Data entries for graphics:
--- --- ---

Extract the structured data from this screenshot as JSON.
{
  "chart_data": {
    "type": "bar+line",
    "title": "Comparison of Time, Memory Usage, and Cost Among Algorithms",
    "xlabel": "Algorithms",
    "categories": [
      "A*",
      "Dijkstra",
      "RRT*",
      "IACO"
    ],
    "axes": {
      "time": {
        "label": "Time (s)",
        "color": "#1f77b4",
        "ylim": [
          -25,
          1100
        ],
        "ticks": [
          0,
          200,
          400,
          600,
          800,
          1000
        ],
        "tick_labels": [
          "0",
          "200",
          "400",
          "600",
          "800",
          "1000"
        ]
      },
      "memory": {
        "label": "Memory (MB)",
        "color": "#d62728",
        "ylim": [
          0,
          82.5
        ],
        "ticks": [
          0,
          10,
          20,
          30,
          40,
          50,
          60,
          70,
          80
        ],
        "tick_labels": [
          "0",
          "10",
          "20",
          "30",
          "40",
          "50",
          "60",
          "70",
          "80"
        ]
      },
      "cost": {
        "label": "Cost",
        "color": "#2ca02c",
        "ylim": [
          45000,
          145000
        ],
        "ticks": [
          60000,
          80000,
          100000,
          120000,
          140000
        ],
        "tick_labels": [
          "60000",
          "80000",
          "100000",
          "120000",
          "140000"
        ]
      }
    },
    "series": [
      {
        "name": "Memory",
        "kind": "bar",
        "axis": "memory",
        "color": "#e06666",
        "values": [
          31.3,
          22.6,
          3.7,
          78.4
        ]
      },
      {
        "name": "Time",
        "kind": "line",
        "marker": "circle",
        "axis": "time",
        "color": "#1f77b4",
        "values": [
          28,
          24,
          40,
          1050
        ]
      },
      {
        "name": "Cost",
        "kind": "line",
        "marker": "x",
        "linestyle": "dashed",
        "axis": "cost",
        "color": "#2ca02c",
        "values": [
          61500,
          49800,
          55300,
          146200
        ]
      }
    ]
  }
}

--- --- ---

Written instruction:
Without leaving anything out, quote all the data.

Written response:
Extract the structured data from this screenshot as JSON.
{
  "chart_data": {
    "type": "bar+line",
    "title": "Comparison of Time, Memory Usage, and Cost Among Algorithms",
    "xlabel": "Algorithms",
    "categories": [
      "A*",
      "Dijkstra",
      "RRT*",
      "IACO"
    ],
    "axes": {
      "time": {
        "label": "Time (s)",
        "color": "#1f77b4",
        "ylim": [
          -25,
          1100
        ],
        "ticks": [
          0,
          200,
          400,
          600,
          800,
          1000
        ],
        "tick_labels": [
          "0",
          "200",
          "400",
          "600",
          "800",
          "1000"
        ]
      },
      "memory": {
        "label": "Memory (MB)",
        "color": "#d62728",
        "ylim": [
          0,
          82.5
        ],
        "ticks": [
          0,
          10,
          20,
          30,
          40,
          50,
          60,
          70,
          80
        ],
        "tick_labels": [
          "0",
          "10",
          "20",
          "30",
          "40",
          "50",
          "60",
          "70",
          "80"
        ]
      },
      "cost": {
        "label": "Cost",
        "color": "#2ca02c",
        "ylim": [
          45000,
          145000
        ],
        "ticks": [
          60000,
          80000,
          100000,
          120000,
          140000
        ],
        "tick_labels": [
          "60000",
          "80000",
          "100000",
          "120000",
          "140000"
        ]
      }
    },
    "series": [
      {
        "name": "Memory",
        "kind": "bar",
        "axis": "memory",
        "color": "#e06666",
        "values": [
          31.3,
          22.6,
          3.7,
          78.4
        ]
      },
      {
        "name": "Time",
        "kind": "line",
        "marker": "circle",
        "axis": "time",
        "color": "#1f77b4",
        "values": [
          28,
          24,
          40,
          1050
        ]
      },
      {
        "name": "Cost",
        "kind": "line",
        "marker": "x",
        "linestyle": "dashed",
        "axis": "cost",
        "color": "#2ca02c",
        "values": [
          61500,
          49800,
          55300,
          146200
        ]
      }
    ]
  }
}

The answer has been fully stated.